» **What to work on**
[1] The page excerpt below describes turning a binary search tree into a doubly linked list. List every distinct name it writes inside single quotation marks.
[2] Carry on the page excerpt below about turning a binary search tree into a doubly linked list, starting after its last step.

» **Page excerpt**

The basic idea of this approach is to use the Inorder tree traversal technique to traverse from the leftmost node to the rightmost node and during the traversal maintain the DLL by converting subtree into the small doubly linked list.

We will use an additional function that performs inorder traversal on the tree

``TreeNode<int>* inorderTraversal(TreeNode<int>* root, TreeNode<int>* &prev)``

Where ‘ROOT’ is the root node of BST, and ‘PREV’ is the previously traversed node.

The steps are as follows:

1. In the ‘IN_ORDER_TRAVERSAL’ function
• Check if ‘ROOT’ is ‘NULL’ then returns the root.
• Create a pointer variable ‘HEAD’ of type TREE_NODE<int> that will point to the head of DLL.

» **Material shown**
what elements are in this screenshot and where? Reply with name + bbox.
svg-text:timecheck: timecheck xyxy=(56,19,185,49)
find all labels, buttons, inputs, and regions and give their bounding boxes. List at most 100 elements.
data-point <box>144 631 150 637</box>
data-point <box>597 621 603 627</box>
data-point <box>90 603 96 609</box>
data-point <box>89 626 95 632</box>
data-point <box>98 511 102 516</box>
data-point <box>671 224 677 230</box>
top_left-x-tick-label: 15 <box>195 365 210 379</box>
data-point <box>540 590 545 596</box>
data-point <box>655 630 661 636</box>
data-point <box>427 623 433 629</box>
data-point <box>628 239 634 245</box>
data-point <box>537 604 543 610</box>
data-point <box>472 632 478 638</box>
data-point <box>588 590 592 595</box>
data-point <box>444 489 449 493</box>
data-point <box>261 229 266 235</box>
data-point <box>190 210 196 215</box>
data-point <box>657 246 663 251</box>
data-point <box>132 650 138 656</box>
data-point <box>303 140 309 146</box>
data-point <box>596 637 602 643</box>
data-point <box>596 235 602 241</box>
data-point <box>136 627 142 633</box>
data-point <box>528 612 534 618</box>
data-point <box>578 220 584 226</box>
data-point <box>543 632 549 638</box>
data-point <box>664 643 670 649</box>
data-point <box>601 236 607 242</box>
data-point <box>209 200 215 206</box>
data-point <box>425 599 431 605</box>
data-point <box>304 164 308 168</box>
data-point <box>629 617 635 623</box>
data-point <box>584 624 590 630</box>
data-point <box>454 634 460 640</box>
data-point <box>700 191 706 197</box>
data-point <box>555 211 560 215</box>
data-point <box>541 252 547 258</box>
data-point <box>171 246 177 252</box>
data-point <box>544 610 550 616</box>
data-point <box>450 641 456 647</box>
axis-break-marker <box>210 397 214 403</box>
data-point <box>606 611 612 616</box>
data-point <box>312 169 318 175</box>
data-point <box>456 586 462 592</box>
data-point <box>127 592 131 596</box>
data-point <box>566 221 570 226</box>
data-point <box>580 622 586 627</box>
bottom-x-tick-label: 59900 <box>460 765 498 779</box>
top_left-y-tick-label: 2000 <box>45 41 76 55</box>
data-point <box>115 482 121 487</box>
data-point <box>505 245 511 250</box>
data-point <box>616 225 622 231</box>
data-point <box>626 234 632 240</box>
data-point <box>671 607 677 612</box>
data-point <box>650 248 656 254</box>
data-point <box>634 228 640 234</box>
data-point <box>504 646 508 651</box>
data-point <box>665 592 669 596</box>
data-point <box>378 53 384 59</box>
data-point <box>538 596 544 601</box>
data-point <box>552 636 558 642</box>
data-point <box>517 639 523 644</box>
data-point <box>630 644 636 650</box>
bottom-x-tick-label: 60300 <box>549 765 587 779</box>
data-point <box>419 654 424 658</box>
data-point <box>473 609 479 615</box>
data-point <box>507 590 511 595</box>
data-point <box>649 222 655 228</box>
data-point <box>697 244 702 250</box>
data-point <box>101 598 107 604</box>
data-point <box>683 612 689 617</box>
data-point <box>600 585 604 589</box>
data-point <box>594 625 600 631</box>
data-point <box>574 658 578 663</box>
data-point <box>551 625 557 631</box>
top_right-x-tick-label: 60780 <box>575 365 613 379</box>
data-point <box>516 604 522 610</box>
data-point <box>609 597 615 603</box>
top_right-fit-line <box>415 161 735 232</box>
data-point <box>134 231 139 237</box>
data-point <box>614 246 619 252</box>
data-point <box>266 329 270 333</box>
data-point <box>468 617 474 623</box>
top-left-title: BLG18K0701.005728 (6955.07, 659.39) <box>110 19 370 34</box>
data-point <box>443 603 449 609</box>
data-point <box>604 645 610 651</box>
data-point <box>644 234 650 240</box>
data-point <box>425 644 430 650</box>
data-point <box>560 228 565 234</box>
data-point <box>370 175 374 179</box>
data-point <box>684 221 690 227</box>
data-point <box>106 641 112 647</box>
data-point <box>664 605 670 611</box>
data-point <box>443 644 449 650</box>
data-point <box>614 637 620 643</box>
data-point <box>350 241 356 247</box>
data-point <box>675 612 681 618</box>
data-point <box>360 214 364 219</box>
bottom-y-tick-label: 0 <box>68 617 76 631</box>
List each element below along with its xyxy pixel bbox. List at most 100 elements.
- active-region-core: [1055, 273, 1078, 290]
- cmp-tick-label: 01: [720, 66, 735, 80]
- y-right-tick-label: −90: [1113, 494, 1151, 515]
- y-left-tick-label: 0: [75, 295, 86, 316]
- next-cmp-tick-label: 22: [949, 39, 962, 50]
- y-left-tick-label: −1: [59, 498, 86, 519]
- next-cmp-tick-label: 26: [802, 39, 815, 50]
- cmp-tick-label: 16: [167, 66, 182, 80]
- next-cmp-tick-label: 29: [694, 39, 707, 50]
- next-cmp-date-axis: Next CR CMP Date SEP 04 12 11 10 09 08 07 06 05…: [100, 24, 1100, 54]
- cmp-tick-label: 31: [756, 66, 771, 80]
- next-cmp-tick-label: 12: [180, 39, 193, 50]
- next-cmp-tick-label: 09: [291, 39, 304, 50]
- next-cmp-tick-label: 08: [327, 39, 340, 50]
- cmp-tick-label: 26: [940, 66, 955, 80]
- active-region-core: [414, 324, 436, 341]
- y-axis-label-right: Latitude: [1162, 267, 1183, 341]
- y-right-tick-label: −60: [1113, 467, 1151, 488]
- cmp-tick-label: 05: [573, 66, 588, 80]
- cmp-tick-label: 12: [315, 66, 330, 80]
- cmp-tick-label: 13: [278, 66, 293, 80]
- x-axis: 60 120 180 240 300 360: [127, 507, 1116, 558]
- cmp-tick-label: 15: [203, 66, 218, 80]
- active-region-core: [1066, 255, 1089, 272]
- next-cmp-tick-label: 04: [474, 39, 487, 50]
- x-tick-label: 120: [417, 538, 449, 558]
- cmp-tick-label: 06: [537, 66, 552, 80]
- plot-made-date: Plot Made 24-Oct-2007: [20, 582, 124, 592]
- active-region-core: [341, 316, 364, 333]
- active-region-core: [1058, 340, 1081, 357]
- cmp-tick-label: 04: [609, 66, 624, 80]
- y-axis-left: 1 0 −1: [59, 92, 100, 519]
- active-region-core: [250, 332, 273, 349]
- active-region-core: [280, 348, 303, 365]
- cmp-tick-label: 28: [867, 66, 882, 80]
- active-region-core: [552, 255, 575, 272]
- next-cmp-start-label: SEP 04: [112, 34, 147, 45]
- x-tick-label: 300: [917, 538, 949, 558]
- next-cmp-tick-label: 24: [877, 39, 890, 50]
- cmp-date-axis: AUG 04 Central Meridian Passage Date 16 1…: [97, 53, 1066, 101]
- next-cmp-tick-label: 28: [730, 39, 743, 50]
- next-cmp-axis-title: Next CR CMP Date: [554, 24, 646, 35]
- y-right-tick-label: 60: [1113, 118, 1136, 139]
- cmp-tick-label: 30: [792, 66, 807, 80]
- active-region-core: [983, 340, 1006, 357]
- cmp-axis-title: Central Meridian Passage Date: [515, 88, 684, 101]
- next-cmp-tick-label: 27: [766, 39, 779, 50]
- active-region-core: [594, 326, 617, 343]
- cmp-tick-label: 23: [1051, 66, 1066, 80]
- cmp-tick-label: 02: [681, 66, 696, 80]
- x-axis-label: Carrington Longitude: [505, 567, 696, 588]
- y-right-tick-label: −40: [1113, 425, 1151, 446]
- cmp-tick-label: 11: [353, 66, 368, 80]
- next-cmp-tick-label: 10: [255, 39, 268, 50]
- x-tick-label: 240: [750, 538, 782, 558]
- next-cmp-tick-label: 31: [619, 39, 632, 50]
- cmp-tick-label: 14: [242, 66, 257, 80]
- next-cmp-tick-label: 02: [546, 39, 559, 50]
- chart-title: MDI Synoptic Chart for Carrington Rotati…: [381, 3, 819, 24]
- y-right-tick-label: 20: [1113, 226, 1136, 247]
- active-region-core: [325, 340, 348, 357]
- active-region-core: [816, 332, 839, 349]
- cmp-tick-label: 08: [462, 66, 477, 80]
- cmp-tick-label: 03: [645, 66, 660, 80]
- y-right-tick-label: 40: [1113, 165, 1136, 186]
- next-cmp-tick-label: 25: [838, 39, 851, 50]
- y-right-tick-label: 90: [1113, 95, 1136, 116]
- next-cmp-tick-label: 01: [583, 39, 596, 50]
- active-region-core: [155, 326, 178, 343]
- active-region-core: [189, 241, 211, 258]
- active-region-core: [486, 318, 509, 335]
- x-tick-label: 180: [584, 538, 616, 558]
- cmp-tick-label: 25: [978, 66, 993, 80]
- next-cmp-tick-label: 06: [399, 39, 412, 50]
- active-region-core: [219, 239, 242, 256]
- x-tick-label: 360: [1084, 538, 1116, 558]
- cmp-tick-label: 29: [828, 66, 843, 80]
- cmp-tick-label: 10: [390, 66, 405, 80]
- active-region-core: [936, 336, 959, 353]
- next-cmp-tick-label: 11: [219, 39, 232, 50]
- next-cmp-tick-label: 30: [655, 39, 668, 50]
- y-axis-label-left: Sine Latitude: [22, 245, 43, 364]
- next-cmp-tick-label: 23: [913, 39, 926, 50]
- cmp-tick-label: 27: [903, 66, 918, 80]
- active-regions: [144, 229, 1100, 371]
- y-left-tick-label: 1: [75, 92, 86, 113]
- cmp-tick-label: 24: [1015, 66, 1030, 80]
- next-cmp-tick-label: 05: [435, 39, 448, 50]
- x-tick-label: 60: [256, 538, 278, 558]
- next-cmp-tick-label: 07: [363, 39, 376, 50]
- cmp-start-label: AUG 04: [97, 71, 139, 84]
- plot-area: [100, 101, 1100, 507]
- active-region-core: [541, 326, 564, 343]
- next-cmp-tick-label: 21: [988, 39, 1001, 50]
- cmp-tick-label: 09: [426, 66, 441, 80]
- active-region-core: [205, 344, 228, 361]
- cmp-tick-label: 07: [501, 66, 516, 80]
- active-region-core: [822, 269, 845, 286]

» **Answers provided**
[1] ‘ROOT’, ‘PREV’, ‘IN_ORDER_TRAVERSAL’, ‘NULL’, ‘HEAD’

[2]
• As we must have to set this 'HEAD' to the leftmost node in the tree and so, we will make a recursive call to ROOT→LEFT until it reaches the leftmost child.
• After that, we check if 'PREV' is ‘NULL’ which means we haven’t picked any node yet, then we set our ‘HEAD’ to the ‘ROOT’.
• Else, all we have to do is to set 'ROOT' in the right of ‘PREV’ and ‘PREV’ in the left of 'ROOT'.
• Now, we have to move towards other nodes in the tree and so, we set ‘PREV' to ‘ROOT'.
• Make a recursive call for the right subtree.